**SHORT PROBLEM:** Duplicate the post below about the Flemington Neshanock's weekend in New England in full, without altering a single word or mark.

**PASSAGE GIVEN:**
━━━━━━━━━━
Thursday, June 28, 2012

Weekend in New England


                                  Photo by Mark Granieri

As was mentioned previously the Flemington Neshanock traveled to Massachusetts last weekend for matches with the Essex Base Ball Club and the Melrose Pondfeilders.  The two matches with the Essex Club were played at the Spencer-Pierce-Little Farm in Newbury on Saturday. 


The Essex Club has a reputation of being an excellent vintage club and based on the Neshanock's experience, the reputation was well earned.  The Massachusett's teams skill was no surprise, but the nature of the matches was not at all expected.  Strong Neshanock pitching and effective defense limited the local team to seven runs in one game and only four in the second, but it was more than enough as the Neshanock could muster only one run in the opener and were shut out in the second match.  Needless to say, no one on the Neshanock earned a clear score.


Figuratively it was a long day, but that was far from the case literally as the first game lasted only 1 hour and two minutes and the second exceeded that by only 60 seconds.  In fact it took three Neshanock hits with two out in the ninth to extend the second game beyond one hour. Perhaps the only highlight for the Neshanock was Mark "Gaslight" Granieri's quick footwork in retrieving a ball that went into a nearby pig stye.  



Photo by Mark Granieri
(after retrieving the ball)

Fortunately the Neshanock had another opportunity on Sunday, this time at Fort Warren on George's Island in Boston Harbor against the Melrose Pondfeilders.  After a 25 minute ferry ride both teams entered the fort and began play on the huge parade grounds.  Things continued to look bleak as the local team took a 4-1 lead going into the bottom of the fourth inning, but the Neshanock staged a four run rally (double the number of runs scored in the preceding 21 innings) and went on to an 8-5 victory.  In the process, Tom "Thumbs" Hoepfner earned his first clear score of the season. 

With their confidence restored, the Neshanock scored early and often in the second contest and went on to a comfortable 17-5 win making for a pleasant ferry ride back to Boston followed by the car trip back to New Jersey.  Two Neshanock recorded clear scores in the second game with Dan "Sledge" Hammer earning his first while Dave "Illinois" Harris recorded his second.
━━━━━━━━━━
[Dataset rows]

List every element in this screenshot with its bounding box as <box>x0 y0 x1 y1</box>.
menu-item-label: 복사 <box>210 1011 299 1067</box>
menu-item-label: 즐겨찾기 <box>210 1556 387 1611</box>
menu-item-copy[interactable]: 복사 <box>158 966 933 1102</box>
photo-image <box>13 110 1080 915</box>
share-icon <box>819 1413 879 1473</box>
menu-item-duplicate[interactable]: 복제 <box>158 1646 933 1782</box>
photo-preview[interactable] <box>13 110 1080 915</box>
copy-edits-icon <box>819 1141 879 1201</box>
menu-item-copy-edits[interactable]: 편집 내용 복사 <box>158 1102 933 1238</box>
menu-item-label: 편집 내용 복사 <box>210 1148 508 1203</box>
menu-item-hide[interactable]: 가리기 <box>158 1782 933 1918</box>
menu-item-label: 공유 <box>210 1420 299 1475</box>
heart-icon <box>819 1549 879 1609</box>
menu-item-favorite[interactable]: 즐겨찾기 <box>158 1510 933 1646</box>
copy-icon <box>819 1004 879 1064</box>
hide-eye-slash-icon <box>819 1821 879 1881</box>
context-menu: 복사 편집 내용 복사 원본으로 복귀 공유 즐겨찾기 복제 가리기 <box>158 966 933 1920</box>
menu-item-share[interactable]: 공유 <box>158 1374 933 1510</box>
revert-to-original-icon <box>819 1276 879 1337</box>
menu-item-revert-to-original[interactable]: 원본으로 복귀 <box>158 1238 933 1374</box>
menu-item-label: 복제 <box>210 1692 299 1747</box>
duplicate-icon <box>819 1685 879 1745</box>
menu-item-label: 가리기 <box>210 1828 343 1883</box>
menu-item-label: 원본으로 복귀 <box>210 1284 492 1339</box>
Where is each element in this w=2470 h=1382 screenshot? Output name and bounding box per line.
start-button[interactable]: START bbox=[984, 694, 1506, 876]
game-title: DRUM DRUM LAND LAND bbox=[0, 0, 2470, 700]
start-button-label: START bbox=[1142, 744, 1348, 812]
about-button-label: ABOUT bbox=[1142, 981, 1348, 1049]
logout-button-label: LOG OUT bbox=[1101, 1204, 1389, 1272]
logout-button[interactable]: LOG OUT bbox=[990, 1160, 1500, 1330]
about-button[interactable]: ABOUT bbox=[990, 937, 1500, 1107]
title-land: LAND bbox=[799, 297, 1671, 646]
━━━━━━━━━━
**RESPONSE TO THE EXERCISE:**
Thursday, June 28, 2012

Weekend in New England


                                  Photo by Mark Granieri

As was mentioned previously the Flemington Neshanock traveled to Massachusetts last weekend for matches with the Essex Base Ball Club and the Melrose Pondfeilders.  The two matches with the Essex Club were played at the Spencer-Pierce-Little Farm in Newbury on Saturday. 


The Essex Club has a reputation of being an excellent vintage club and based on the Neshanock's experience, the reputation was well earned.  The Massachusett's teams skill was no surprise, but the nature of the matches was not at all expected.  Strong Neshanock pitching and effective defense limited the local team to seven runs in one game and only four in the second, but it was more than enough as the Neshanock could muster only one run in the opener and were shut out in the second match.  Needless to say, no one on the Neshanock earned a clear score.


Figuratively it was a long day, but that was far from the case literally as the first game lasted only 1 hour and two minutes and the second exceeded that by only 60 seconds.  In fact it took three Neshanock hits with two out in the ninth to extend the second game beyond one hour. Perhaps the only highlight for the Neshanock was Mark "Gaslight" Granieri's quick footwork in retrieving a ball that went into a nearby pig stye.  



Photo by Mark Granieri
(after retrieving the ball)

Fortunately the Neshanock had another opportunity on Sunday, this time at Fort Warren on George's Island in Boston Harbor against the Melrose Pondfeilders.  After a 25 minute ferry ride both teams entered the fort and began play on the huge parade grounds.  Things continued to look bleak as the local team took a 4-1 lead going into the bottom of the fourth inning, but the Neshanock staged a four run rally (double the number of runs scored in the preceding 21 innings) and went on to an 8-5 victory.  In the process, Tom "Thumbs" Hoepfner earned his first clear score of the season. 

With their confidence restored, the Neshanock scored early and often in the second contest and went on to a comfortable 17-5 win making for a pleasant ferry ride back to Boston followed by the car trip back to New Jersey.  Two Neshanock recorded clear scores in the second game with Dan "Sledge" Hammer earning his first while Dave "Illinois" Harris recorded his second.